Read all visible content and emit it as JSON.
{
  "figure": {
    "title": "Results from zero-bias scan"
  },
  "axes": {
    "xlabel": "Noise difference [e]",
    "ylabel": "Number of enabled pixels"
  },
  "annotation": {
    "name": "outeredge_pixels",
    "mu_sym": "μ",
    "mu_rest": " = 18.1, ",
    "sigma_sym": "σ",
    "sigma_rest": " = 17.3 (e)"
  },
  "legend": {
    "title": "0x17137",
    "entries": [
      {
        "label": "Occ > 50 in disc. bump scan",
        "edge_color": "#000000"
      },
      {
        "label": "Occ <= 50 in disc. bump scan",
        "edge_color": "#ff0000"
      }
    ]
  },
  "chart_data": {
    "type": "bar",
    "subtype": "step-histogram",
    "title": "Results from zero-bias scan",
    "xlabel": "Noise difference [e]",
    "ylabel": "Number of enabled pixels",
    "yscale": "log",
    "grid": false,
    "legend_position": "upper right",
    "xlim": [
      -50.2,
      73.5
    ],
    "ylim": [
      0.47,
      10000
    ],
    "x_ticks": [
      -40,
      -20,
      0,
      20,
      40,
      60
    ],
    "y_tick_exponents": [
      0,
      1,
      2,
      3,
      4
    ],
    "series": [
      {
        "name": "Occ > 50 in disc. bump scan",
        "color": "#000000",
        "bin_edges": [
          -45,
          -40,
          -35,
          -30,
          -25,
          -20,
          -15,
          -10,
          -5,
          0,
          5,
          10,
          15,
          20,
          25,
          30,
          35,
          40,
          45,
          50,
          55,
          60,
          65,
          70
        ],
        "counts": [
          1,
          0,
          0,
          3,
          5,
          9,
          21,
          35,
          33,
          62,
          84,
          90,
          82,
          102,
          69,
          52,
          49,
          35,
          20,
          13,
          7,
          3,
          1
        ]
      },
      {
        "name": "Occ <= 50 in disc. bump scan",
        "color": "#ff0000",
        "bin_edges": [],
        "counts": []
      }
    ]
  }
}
________________________
Instruction: Extract the data exactly as given.

The reply:
Read all visible content and emit it as JSON.
{
  "figure": {
    "title": "Results from zero-bias scan"
  },
  "axes": {
    "xlabel": "Noise difference [e]",
    "ylabel": "Number of enabled pixels"
  },
  "annotation": {
    "name": "outeredge_pixels",
    "mu_sym": "μ",
    "mu_rest": " = 18.1, ",
    "sigma_sym": "σ",
    "sigma_rest": " = 17.3 (e)"
  },
  "legend": {
    "title": "0x17137",
    "entries": [
      {
        "label": "Occ > 50 in disc. bump scan",
        "edge_color": "#000000"
      },
      {
        "label": "Occ <= 50 in disc. bump scan",
        "edge_color": "#ff0000"
      }
    ]
  },
  "chart_data": {
    "type": "bar",
    "subtype": "step-histogram",
    "title": "Results from zero-bias scan",
    "xlabel": "Noise difference [e]",
    "ylabel": "Number of enabled pixels",
    "yscale": "log",
    "grid": false,
    "legend_position": "upper right",
    "xlim": [
      -50.2,
      73.5
    ],
    "ylim": [
      0.47,
      10000
    ],
    "x_ticks": [
      -40,
      -20,
      0,
      20,
      40,
      60
    ],
    "y_tick_exponents": [
      0,
      1,
      2,
      3,
      4
    ],
    "series": [
      {
        "name": "Occ > 50 in disc. bump scan",
        "color": "#000000",
        "bin_edges": [
          -45,
          -40,
          -35,
          -30,
          -25,
          -20,
          -15,
          -10,
          -5,
          0,
          5,
          10,
          15,
          20,
          25,
          30,
          35,
          40,
          45,
          50,
          55,
          60,
          65,
          70
        ],
        "counts": [
          1,
          0,
          0,
          3,
          5,
          9,
          21,
          35,
          33,
          62,
          84,
          90,
          82,
          102,
          69,
          52,
          49,
          35,
          20,
          13,
          7,
          3,
          1
        ]
      },
      {
        "name": "Occ <= 50 in disc. bump scan",
        "color": "#ff0000",
        "bin_edges": [],
        "counts": []
      }
    ]
  }
}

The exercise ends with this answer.